> _Data for the task_

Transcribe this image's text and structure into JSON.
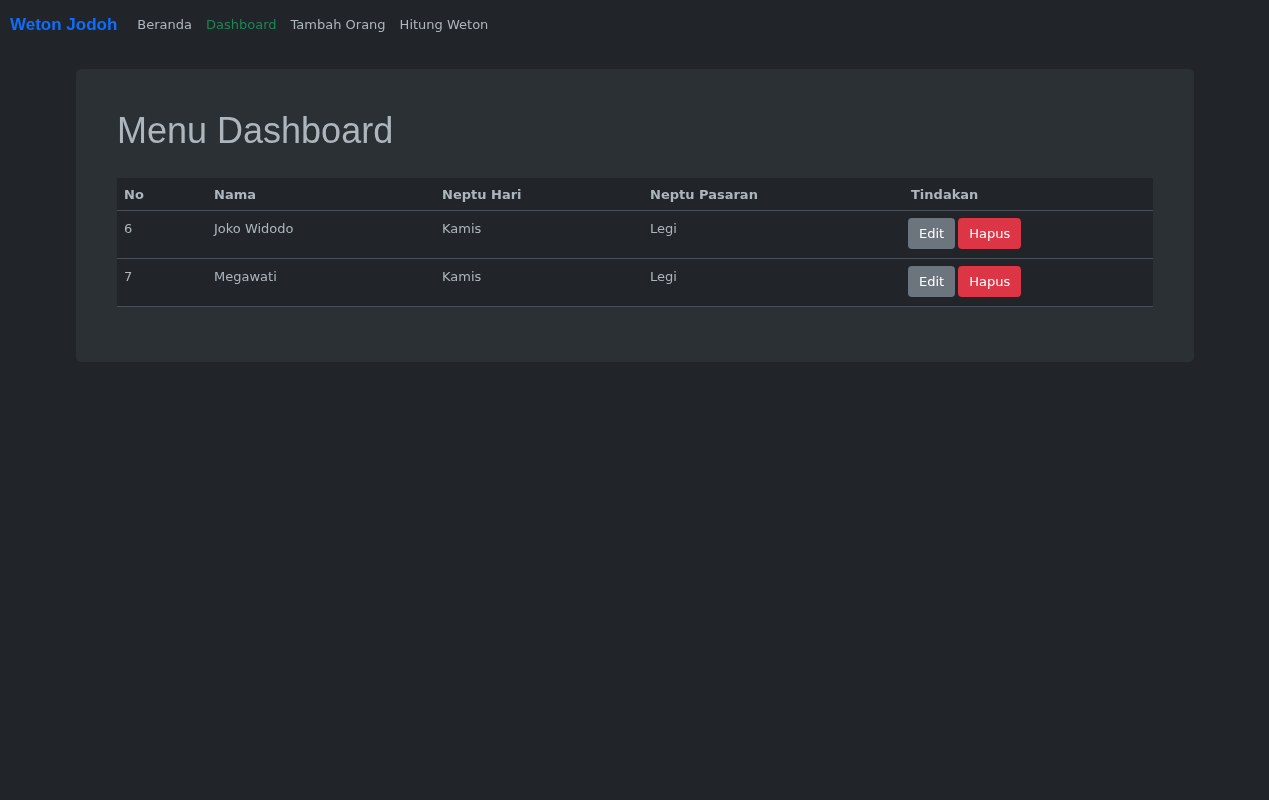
{
  "navbar": {
    "brand": "Weton Jodoh",
    "items": [
      {
        "label": "Beranda",
        "selected": false
      },
      {
        "label": "Dashboard",
        "selected": true
      },
      {
        "label": "Tambah Orang",
        "selected": false
      },
      {
        "label": "Hitung Weton",
        "selected": false
      }
    ]
  },
  "heading": "Menu Dashboard",
  "table": {
    "columns": [
      "No",
      "Nama",
      "Neptu Hari",
      "Neptu Pasaran",
      "Tindakan"
    ],
    "rows": [
      {
        "cells": [
          "6",
          "Joko Widodo",
          "Kamis",
          "Legi"
        ],
        "actions": [
          {
            "label": "Edit",
            "kind": "secondary"
          },
          {
            "label": "Hapus",
            "kind": "danger"
          }
        ]
      },
      {
        "cells": [
          "7",
          "Megawati",
          "Kamis",
          "Legi"
        ],
        "actions": [
          {
            "label": "Edit",
            "kind": "secondary"
          },
          {
            "label": "Hapus",
            "kind": "danger"
          }
        ]
      }
    ]
  }
}
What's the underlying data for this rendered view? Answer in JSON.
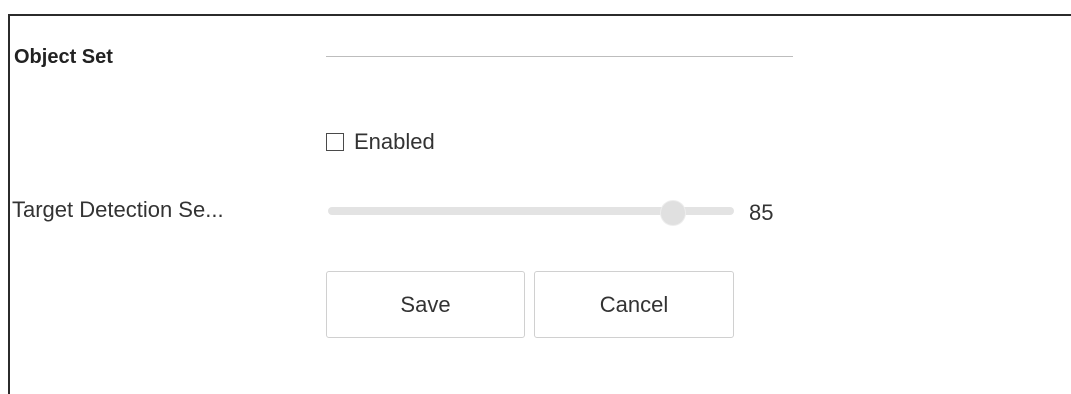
{
  "section": {
    "title": "Object Set"
  },
  "enabled": {
    "label": "Enabled",
    "checked": false
  },
  "sensitivity": {
    "label": "Target Detection Se...",
    "value": "85",
    "level": 85,
    "min": 0,
    "max": 100
  },
  "buttons": {
    "save": "Save",
    "cancel": "Cancel"
  },
  "colors": {
    "track": "#e3e3e3",
    "thumb": "#e0e0e0",
    "button_border": "#d0d0d0",
    "text": "#333333"
  }
}
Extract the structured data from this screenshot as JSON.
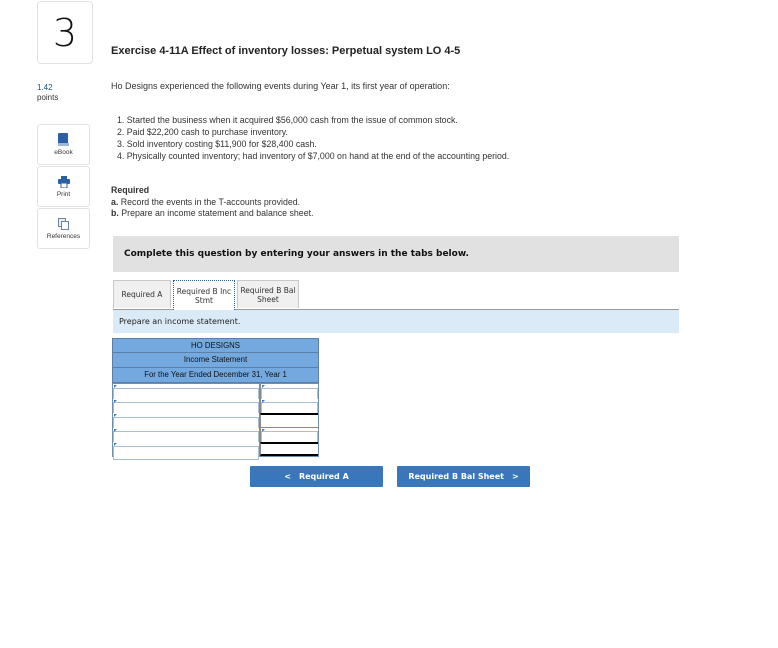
{
  "question": {
    "number": "3",
    "points_value": "1.42",
    "points_label": "points"
  },
  "side_tools": [
    {
      "label": "eBook",
      "icon": "book-icon"
    },
    {
      "label": "Print",
      "icon": "printer-icon"
    },
    {
      "label": "References",
      "icon": "copy-pages-icon"
    }
  ],
  "exercise": {
    "title": "Exercise 4-11A Effect of inventory losses: Perpetual system LO 4-5",
    "intro": "Ho Designs experienced the following events during Year 1, its first year of operation:",
    "events": [
      "1. Started the business when it acquired $56,000 cash from the issue of common stock.",
      "2. Paid $22,200 cash to purchase inventory.",
      "3. Sold inventory costing $11,900 for $28,400 cash.",
      "4. Physically counted inventory; had inventory of $7,000 on hand at the end of the accounting period."
    ],
    "required_heading": "Required",
    "required_items": [
      {
        "letter": "a.",
        "text": "Record the events in the T-accounts provided."
      },
      {
        "letter": "b.",
        "text": "Prepare an income statement and balance sheet."
      }
    ]
  },
  "banner": "Complete this question by entering your answers in the tabs below.",
  "tabs": [
    {
      "label_line1": "Required A",
      "label_line2": "",
      "active": false
    },
    {
      "label_line1": "Required B Inc",
      "label_line2": "Stmt",
      "active": true
    },
    {
      "label_line1": "Required B Bal",
      "label_line2": "Sheet",
      "active": false
    }
  ],
  "instruction": "Prepare an income statement.",
  "statement": {
    "company": "HO DESIGNS",
    "name": "Income Statement",
    "period": "For the Year Ended December 31, Year 1",
    "rows": [
      {
        "label": "",
        "amount": "",
        "amount_editable": true
      },
      {
        "label": "",
        "amount": "",
        "amount_editable": true
      },
      {
        "label": "",
        "amount": "",
        "amount_editable": false
      },
      {
        "label": "",
        "amount": "",
        "amount_editable": true
      },
      {
        "label": "",
        "amount": "",
        "amount_editable": false
      }
    ]
  },
  "nav": {
    "prev_label": "Required A",
    "prev_icon": "<",
    "next_label": "Required B Bal Sheet",
    "next_icon": ">"
  },
  "colors": {
    "accent_button": "#3a76ba",
    "header_blue": "#74a9e0",
    "instruction_bg": "#dbeaf7",
    "banner_bg": "#e1e1e1"
  }
}
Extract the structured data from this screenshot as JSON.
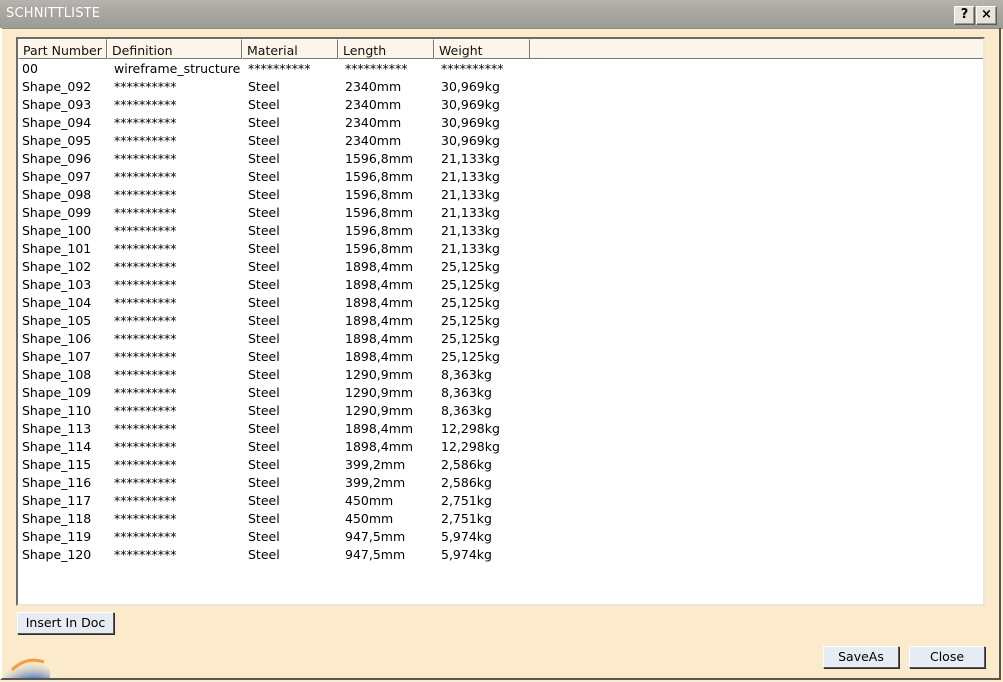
{
  "window": {
    "title": "SCHNITTLISTE",
    "help_label": "?",
    "close_label": "×"
  },
  "table": {
    "columns": [
      "Part Number",
      "Definition",
      "Material",
      "Length",
      "Weight"
    ],
    "rows": [
      [
        "00",
        "wireframe_structure",
        "**********",
        "**********",
        "**********"
      ],
      [
        "Shape_092",
        "**********",
        "Steel",
        "2340mm",
        "30,969kg"
      ],
      [
        "Shape_093",
        "**********",
        "Steel",
        "2340mm",
        "30,969kg"
      ],
      [
        "Shape_094",
        "**********",
        "Steel",
        "2340mm",
        "30,969kg"
      ],
      [
        "Shape_095",
        "**********",
        "Steel",
        "2340mm",
        "30,969kg"
      ],
      [
        "Shape_096",
        "**********",
        "Steel",
        "1596,8mm",
        "21,133kg"
      ],
      [
        "Shape_097",
        "**********",
        "Steel",
        "1596,8mm",
        "21,133kg"
      ],
      [
        "Shape_098",
        "**********",
        "Steel",
        "1596,8mm",
        "21,133kg"
      ],
      [
        "Shape_099",
        "**********",
        "Steel",
        "1596,8mm",
        "21,133kg"
      ],
      [
        "Shape_100",
        "**********",
        "Steel",
        "1596,8mm",
        "21,133kg"
      ],
      [
        "Shape_101",
        "**********",
        "Steel",
        "1596,8mm",
        "21,133kg"
      ],
      [
        "Shape_102",
        "**********",
        "Steel",
        "1898,4mm",
        "25,125kg"
      ],
      [
        "Shape_103",
        "**********",
        "Steel",
        "1898,4mm",
        "25,125kg"
      ],
      [
        "Shape_104",
        "**********",
        "Steel",
        "1898,4mm",
        "25,125kg"
      ],
      [
        "Shape_105",
        "**********",
        "Steel",
        "1898,4mm",
        "25,125kg"
      ],
      [
        "Shape_106",
        "**********",
        "Steel",
        "1898,4mm",
        "25,125kg"
      ],
      [
        "Shape_107",
        "**********",
        "Steel",
        "1898,4mm",
        "25,125kg"
      ],
      [
        "Shape_108",
        "**********",
        "Steel",
        "1290,9mm",
        "8,363kg"
      ],
      [
        "Shape_109",
        "**********",
        "Steel",
        "1290,9mm",
        "8,363kg"
      ],
      [
        "Shape_110",
        "**********",
        "Steel",
        "1290,9mm",
        "8,363kg"
      ],
      [
        "Shape_113",
        "**********",
        "Steel",
        "1898,4mm",
        "12,298kg"
      ],
      [
        "Shape_114",
        "**********",
        "Steel",
        "1898,4mm",
        "12,298kg"
      ],
      [
        "Shape_115",
        "**********",
        "Steel",
        "399,2mm",
        "2,586kg"
      ],
      [
        "Shape_116",
        "**********",
        "Steel",
        "399,2mm",
        "2,586kg"
      ],
      [
        "Shape_117",
        "**********",
        "Steel",
        "450mm",
        "2,751kg"
      ],
      [
        "Shape_118",
        "**********",
        "Steel",
        "450mm",
        "2,751kg"
      ],
      [
        "Shape_119",
        "**********",
        "Steel",
        "947,5mm",
        "5,974kg"
      ],
      [
        "Shape_120",
        "**********",
        "Steel",
        "947,5mm",
        "5,974kg"
      ]
    ]
  },
  "buttons": {
    "insert": "Insert In Doc",
    "save_as": "SaveAs",
    "close": "Close"
  },
  "icons": {
    "logo": "catia-logo-icon"
  },
  "colors": {
    "dialog_background": "#fbeacb",
    "titlebar": "#a8a7a1",
    "button_face": "#e6ebf4",
    "list_background": "#ffffff",
    "header_background": "#fbf5ea"
  }
}
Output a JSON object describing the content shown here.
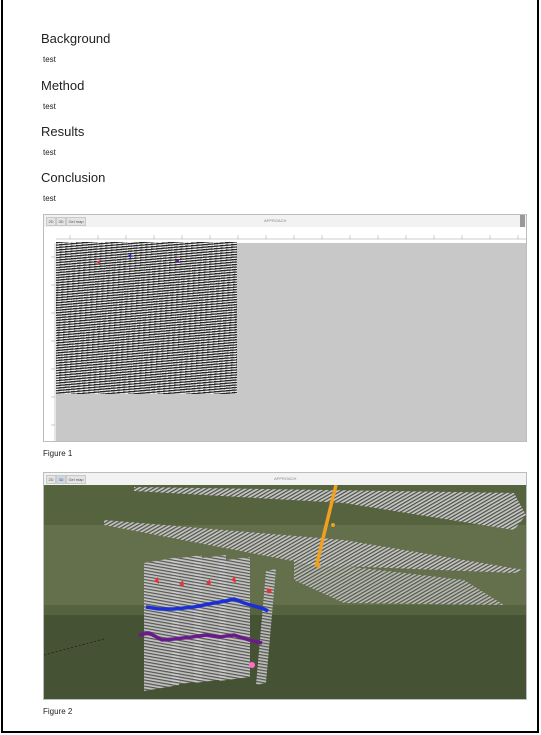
{
  "sections": [
    {
      "heading": "Background",
      "text": "test"
    },
    {
      "heading": "Method",
      "text": "test"
    },
    {
      "heading": "Results",
      "text": "test"
    },
    {
      "heading": "Conclusion",
      "text": "test"
    }
  ],
  "figures": [
    {
      "caption": "Figure 1",
      "toolbar": {
        "btn1": "2D",
        "btn2": "3D",
        "btn3": "Gel map",
        "title": "APPROACH"
      }
    },
    {
      "caption": "Figure 2",
      "toolbar": {
        "btn1": "2D",
        "btn2": "3D",
        "btn3": "Gel map",
        "title": "APPROACH"
      }
    }
  ],
  "colors": {
    "pick_red": "#e8323a",
    "pick_blue": "#1a2fd6",
    "pick_purple": "#6a1a8c",
    "well_orange": "#f0a020",
    "pick_pink": "#ff6ec7"
  }
}
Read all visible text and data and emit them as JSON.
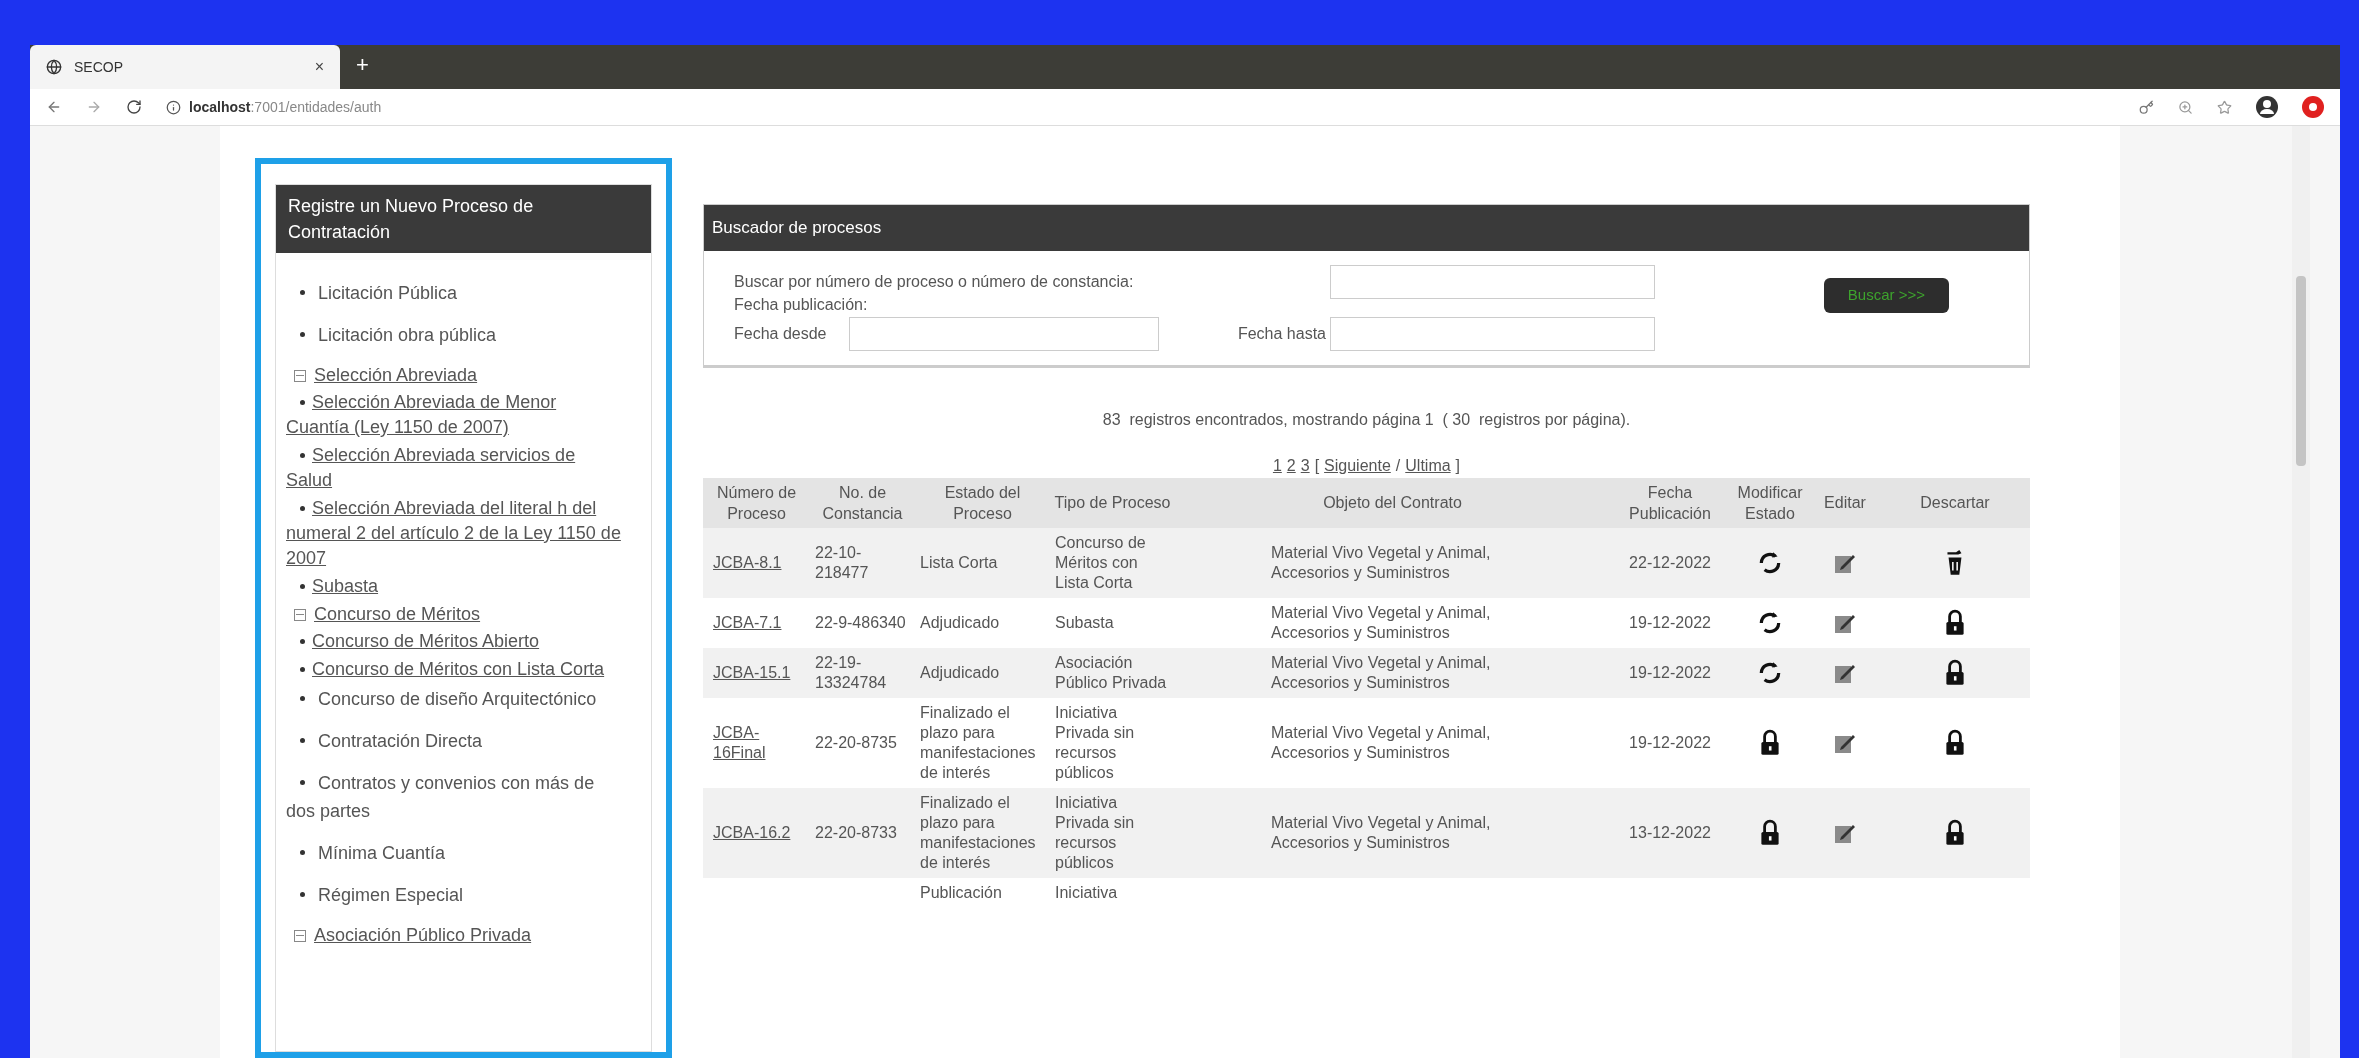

> _Given task_
Your answer should be only the number of lines that hold the word "tabs".

> _Output_
2